— START OF Page excerpt —

Why do you want these animal tiles, representing some choice photo of a species of tropical fauna? Well, at game end you will be awarded points for specialisation in a given animal (e.g. how many Iguanas you collected), pay-off being formulated on the triangular number sequence, with a max pay-out of 21 points for six matching tiles vs one point for a singleton. I imagine this as being a representation of your reputation for catching ‘hot jaguar pics’ inside the nascent animal celebrity worship scene. If it’s good enough for house-pets, I’m looking at you ‘Menswear Dog’…
You’ll also be awarded points for achieving variety. No need to be a one-trick swamp frog in this game as each mismatch set consisting of all six animals will award YOU, yes YOU, a further 20 pap points. You can have it all, if your opponents are foolish enough to let you.
Further to you opponents working against you, when the leader takes their decision whether to claim or proceed, they have to take into consideration how hazardous the terrain they are moving to is. Risk is abstracted via a ‘push your luck’ game, whereby if you collect two ‘mosquito’ icons on the tiles in the chain, the leader catches malaria and goes home with all the exposed tiles excluding those bearing risk icons. Thereby their spell as commandant is ended and their meeple is removed from the expedition. These dangers are more prevalent in certain types of terrain, however to maximise your score you’re going to have to brave those mountains at some point. Just perhaps not when you’re already carrying a bit of the old ‘Mosquito Fever’, but that’s entirely your call, old bean.

— END OF Page excerpt —

Instruction
From the board game review above, reproduce verbatim the passage starting at "Why do you want" and ending at "to let you.".

— START OF Data excerpt —

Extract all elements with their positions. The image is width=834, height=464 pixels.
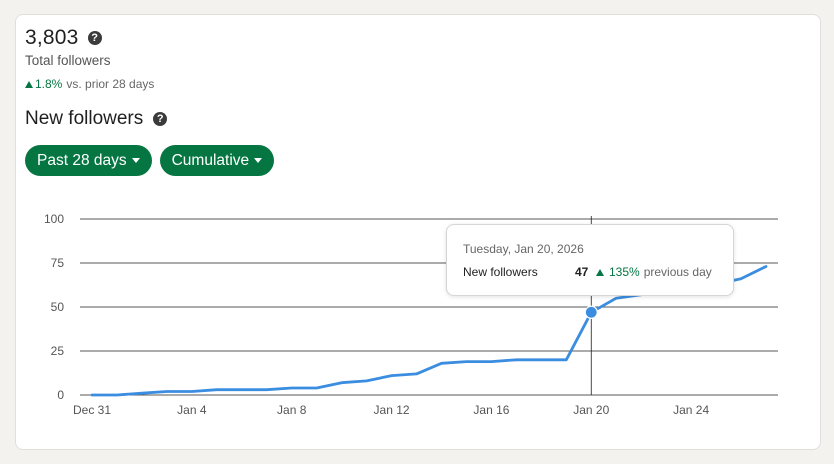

— END OF Data excerpt —

The completed task
Why do you want these animal tiles, representing some choice photo of a species of tropical fauna? Well, at game end you will be awarded points for specialisation in a given animal (e.g. how many Iguanas you collected), pay-off being formulated on the triangular number sequence, with a max pay-out of 21 points for six matching tiles vs one point for a singleton. I imagine this as being a representation of your reputation for catching ‘hot jaguar pics’ inside the nascent animal celebrity worship scene. If it’s good enough for house-pets, I’m looking at you ‘Menswear Dog’…
You’ll also be awarded points for achieving variety. No need to be a one-trick swamp frog in this game as each mismatch set consisting of all six animals will award YOU, yes YOU, a further 20 pap points. You can have it all, if your opponents are foolish enough to let you.